Rows from a figure dataset
────────────────────────────────────────

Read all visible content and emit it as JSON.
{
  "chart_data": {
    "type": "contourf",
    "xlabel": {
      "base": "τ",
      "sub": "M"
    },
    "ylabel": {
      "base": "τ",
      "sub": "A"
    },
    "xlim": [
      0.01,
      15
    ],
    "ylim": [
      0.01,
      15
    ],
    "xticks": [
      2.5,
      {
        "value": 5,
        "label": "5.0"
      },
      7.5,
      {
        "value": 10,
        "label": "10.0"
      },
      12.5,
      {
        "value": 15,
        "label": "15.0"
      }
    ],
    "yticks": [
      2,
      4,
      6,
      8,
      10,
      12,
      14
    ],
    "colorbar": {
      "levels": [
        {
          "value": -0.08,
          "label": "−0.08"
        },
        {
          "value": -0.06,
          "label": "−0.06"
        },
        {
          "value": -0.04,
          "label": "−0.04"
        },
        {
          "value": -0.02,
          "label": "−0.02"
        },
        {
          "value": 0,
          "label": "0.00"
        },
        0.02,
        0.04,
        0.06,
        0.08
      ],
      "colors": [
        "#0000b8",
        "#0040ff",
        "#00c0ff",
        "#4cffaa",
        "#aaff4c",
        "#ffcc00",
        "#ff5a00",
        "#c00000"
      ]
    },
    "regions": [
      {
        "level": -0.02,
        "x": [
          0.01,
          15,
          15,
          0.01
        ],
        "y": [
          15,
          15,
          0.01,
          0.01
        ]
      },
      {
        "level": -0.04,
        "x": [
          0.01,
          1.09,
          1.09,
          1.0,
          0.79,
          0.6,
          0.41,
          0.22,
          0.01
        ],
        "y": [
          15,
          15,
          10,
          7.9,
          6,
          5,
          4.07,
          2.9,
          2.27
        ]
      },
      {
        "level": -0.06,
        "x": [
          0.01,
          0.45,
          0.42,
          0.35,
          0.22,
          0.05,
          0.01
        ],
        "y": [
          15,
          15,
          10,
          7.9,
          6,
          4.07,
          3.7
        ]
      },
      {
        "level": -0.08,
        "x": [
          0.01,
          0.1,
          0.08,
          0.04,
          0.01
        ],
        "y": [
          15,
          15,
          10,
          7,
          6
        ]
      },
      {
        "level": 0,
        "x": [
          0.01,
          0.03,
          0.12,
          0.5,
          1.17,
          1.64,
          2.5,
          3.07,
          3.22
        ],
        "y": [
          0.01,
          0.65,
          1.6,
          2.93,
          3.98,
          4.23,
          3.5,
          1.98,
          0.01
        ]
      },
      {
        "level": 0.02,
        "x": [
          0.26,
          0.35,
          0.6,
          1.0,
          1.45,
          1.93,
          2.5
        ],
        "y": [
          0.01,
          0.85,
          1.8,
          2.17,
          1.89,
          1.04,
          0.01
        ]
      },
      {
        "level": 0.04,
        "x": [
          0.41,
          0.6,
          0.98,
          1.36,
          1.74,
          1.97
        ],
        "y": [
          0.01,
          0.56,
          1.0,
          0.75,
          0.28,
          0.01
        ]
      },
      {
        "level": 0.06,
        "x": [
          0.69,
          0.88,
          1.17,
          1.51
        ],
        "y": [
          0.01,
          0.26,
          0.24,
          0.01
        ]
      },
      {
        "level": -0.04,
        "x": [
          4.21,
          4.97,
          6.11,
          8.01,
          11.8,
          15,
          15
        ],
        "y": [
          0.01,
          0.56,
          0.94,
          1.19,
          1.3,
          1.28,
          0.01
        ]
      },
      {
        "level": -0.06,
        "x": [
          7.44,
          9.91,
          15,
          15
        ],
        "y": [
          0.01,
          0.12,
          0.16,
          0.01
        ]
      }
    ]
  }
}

────────────────────────────────────────

**Your objective:**
Look through the material above and pick out each line holding the word "value".

**Completed task:**
        "value": 5,
        "value": 10,
        "value": 15,
          "value": -0.08,
          "value": -0.06,
          "value": -0.04,
          "value": -0.02,
          "value": 0,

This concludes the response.